▶ WRITTEN REQUEST
Copy out the data below verbatim.

▶ RECORDS TO USE
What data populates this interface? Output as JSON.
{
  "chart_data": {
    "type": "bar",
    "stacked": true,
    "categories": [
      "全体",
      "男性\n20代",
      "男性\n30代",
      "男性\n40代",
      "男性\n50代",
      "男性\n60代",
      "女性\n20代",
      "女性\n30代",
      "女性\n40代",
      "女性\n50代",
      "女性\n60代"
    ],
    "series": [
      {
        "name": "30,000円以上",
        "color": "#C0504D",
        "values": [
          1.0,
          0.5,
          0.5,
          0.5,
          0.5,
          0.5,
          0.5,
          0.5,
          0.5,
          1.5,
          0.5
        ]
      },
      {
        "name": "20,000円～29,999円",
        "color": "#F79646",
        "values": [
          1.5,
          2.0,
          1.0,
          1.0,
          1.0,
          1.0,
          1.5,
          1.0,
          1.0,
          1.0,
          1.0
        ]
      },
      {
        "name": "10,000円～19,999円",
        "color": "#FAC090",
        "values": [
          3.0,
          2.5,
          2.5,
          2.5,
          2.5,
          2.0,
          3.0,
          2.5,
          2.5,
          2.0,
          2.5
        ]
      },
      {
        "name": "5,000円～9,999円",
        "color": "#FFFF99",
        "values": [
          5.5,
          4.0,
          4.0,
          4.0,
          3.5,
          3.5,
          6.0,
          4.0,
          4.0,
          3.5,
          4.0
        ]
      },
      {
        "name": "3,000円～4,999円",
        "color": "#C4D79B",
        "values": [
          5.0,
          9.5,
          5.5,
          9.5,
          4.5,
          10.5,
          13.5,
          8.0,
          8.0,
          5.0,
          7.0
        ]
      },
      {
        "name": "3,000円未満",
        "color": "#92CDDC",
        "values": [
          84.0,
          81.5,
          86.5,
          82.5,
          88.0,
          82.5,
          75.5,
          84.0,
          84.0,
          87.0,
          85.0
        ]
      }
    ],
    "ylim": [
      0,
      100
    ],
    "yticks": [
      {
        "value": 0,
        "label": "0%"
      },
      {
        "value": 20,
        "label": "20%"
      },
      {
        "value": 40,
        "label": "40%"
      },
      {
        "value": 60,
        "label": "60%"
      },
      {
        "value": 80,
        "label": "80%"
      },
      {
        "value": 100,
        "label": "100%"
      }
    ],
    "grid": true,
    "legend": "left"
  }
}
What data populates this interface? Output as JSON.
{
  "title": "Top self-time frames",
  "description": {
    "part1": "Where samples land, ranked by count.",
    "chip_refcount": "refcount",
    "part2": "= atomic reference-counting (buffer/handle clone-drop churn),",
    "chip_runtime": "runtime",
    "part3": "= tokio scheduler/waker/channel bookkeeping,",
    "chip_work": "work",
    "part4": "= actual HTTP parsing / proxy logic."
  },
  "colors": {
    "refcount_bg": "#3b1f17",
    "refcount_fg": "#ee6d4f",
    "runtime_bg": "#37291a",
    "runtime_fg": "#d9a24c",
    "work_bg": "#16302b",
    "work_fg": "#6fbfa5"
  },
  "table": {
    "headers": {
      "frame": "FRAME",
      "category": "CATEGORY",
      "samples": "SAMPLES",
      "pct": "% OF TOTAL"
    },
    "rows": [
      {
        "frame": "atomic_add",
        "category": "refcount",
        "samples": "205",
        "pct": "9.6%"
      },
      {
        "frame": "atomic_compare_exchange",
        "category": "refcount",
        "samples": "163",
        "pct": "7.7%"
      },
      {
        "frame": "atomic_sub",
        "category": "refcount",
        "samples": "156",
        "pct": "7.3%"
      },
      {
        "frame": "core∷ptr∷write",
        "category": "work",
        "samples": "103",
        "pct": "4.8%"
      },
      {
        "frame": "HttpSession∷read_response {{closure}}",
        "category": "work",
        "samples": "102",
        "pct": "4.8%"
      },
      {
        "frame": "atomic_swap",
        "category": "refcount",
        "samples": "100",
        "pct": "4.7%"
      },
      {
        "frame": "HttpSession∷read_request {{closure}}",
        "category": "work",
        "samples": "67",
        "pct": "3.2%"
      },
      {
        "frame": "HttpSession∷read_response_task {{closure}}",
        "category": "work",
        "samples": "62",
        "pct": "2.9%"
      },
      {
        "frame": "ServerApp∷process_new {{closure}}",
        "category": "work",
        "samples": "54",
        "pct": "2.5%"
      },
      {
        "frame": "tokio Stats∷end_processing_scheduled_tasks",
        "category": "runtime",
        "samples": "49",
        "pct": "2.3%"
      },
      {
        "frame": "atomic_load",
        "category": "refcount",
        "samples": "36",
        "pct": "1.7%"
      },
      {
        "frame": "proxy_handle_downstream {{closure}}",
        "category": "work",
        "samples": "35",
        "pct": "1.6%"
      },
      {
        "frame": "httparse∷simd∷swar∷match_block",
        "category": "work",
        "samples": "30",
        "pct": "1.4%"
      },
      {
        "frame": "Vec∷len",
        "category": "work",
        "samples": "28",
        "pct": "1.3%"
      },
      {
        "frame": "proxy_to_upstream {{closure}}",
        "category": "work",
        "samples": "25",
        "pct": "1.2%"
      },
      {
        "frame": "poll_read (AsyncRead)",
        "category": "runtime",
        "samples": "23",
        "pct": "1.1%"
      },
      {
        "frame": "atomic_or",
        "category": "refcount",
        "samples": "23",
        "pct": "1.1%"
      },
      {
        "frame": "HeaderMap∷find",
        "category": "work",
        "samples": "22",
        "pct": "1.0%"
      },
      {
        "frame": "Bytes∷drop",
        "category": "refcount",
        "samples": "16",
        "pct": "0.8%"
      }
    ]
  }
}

▶ FINAL RESULT
What data populates this interface? Output as JSON.
{
  "chart_data": {
    "type": "bar",
    "stacked": true,
    "categories": [
      "全体",
      "男性\n20代",
      "男性\n30代",
      "男性\n40代",
      "男性\n50代",
      "男性\n60代",
      "女性\n20代",
      "女性\n30代",
      "女性\n40代",
      "女性\n50代",
      "女性\n60代"
    ],
    "series": [
      {
        "name": "30,000円以上",
        "color": "#C0504D",
        "values": [
          1.0,
          0.5,
          0.5,
          0.5,
          0.5,
          0.5,
          0.5,
          0.5,
          0.5,
          1.5,
          0.5
        ]
      },
      {
        "name": "20,000円～29,999円",
        "color": "#F79646",
        "values": [
          1.5,
          2.0,
          1.0,
          1.0,
          1.0,
          1.0,
          1.5,
          1.0,
          1.0,
          1.0,
          1.0
        ]
      },
      {
        "name": "10,000円～19,999円",
        "color": "#FAC090",
        "values": [
          3.0,
          2.5,
          2.5,
          2.5,
          2.5,
          2.0,
          3.0,
          2.5,
          2.5,
          2.0,
          2.5
        ]
      },
      {
        "name": "5,000円～9,999円",
        "color": "#FFFF99",
        "values": [
          5.5,
          4.0,
          4.0,
          4.0,
          3.5,
          3.5,
          6.0,
          4.0,
          4.0,
          3.5,
          4.0
        ]
      },
      {
        "name": "3,000円～4,999円",
        "color": "#C4D79B",
        "values": [
          5.0,
          9.5,
          5.5,
          9.5,
          4.5,
          10.5,
          13.5,
          8.0,
          8.0,
          5.0,
          7.0
        ]
      },
      {
        "name": "3,000円未満",
        "color": "#92CDDC",
        "values": [
          84.0,
          81.5,
          86.5,
          82.5,
          88.0,
          82.5,
          75.5,
          84.0,
          84.0,
          87.0,
          85.0
        ]
      }
    ],
    "ylim": [
      0,
      100
    ],
    "yticks": [
      {
        "value": 0,
        "label": "0%"
      },
      {
        "value": 20,
        "label": "20%"
      },
      {
        "value": 40,
        "label": "40%"
      },
      {
        "value": 60,
        "label": "60%"
      },
      {
        "value": 80,
        "label": "80%"
      },
      {
        "value": 100,
        "label": "100%"
      }
    ],
    "grid": true,
    "legend": "left"
  }
}
What data populates this interface? Output as JSON.
{
  "title": "Top self-time frames",
  "description": {
    "part1": "Where samples land, ranked by count.",
    "chip_refcount": "refcount",
    "part2": "= atomic reference-counting (buffer/handle clone-drop churn),",
    "chip_runtime": "runtime",
    "part3": "= tokio scheduler/waker/channel bookkeeping,",
    "chip_work": "work",
    "part4": "= actual HTTP parsing / proxy logic."
  },
  "colors": {
    "refcount_bg": "#3b1f17",
    "refcount_fg": "#ee6d4f",
    "runtime_bg": "#37291a",
    "runtime_fg": "#d9a24c",
    "work_bg": "#16302b",
    "work_fg": "#6fbfa5"
  },
  "table": {
    "headers": {
      "frame": "FRAME",
      "category": "CATEGORY",
      "samples": "SAMPLES",
      "pct": "% OF TOTAL"
    },
    "rows": [
      {
        "frame": "atomic_add",
        "category": "refcount",
        "samples": "205",
        "pct": "9.6%"
      },
      {
        "frame": "atomic_compare_exchange",
        "category": "refcount",
        "samples": "163",
        "pct": "7.7%"
      },
      {
        "frame": "atomic_sub",
        "category": "refcount",
        "samples": "156",
        "pct": "7.3%"
      },
      {
        "frame": "core∷ptr∷write",
        "category": "work",
        "samples": "103",
        "pct": "4.8%"
      },
      {
        "frame": "HttpSession∷read_response {{closure}}",
        "category": "work",
        "samples": "102",
        "pct": "4.8%"
      },
      {
        "frame": "atomic_swap",
        "category": "refcount",
        "samples": "100",
        "pct": "4.7%"
      },
      {
        "frame": "HttpSession∷read_request {{closure}}",
        "category": "work",
        "samples": "67",
        "pct": "3.2%"
      },
      {
        "frame": "HttpSession∷read_response_task {{closure}}",
        "category": "work",
        "samples": "62",
        "pct": "2.9%"
      },
      {
        "frame": "ServerApp∷process_new {{closure}}",
        "category": "work",
        "samples": "54",
        "pct": "2.5%"
      },
      {
        "frame": "tokio Stats∷end_processing_scheduled_tasks",
        "category": "runtime",
        "samples": "49",
        "pct": "2.3%"
      },
      {
        "frame": "atomic_load",
        "category": "refcount",
        "samples": "36",
        "pct": "1.7%"
      },
      {
        "frame": "proxy_handle_downstream {{closure}}",
        "category": "work",
        "samples": "35",
        "pct": "1.6%"
      },
      {
        "frame": "httparse∷simd∷swar∷match_block",
        "category": "work",
        "samples": "30",
        "pct": "1.4%"
      },
      {
        "frame": "Vec∷len",
        "category": "work",
        "samples": "28",
        "pct": "1.3%"
      },
      {
        "frame": "proxy_to_upstream {{closure}}",
        "category": "work",
        "samples": "25",
        "pct": "1.2%"
      },
      {
        "frame": "poll_read (AsyncRead)",
        "category": "runtime",
        "samples": "23",
        "pct": "1.1%"
      },
      {
        "frame": "atomic_or",
        "category": "refcount",
        "samples": "23",
        "pct": "1.1%"
      },
      {
        "frame": "HeaderMap∷find",
        "category": "work",
        "samples": "22",
        "pct": "1.0%"
      },
      {
        "frame": "Bytes∷drop",
        "category": "refcount",
        "samples": "16",
        "pct": "0.8%"
      }
    ]
  }
}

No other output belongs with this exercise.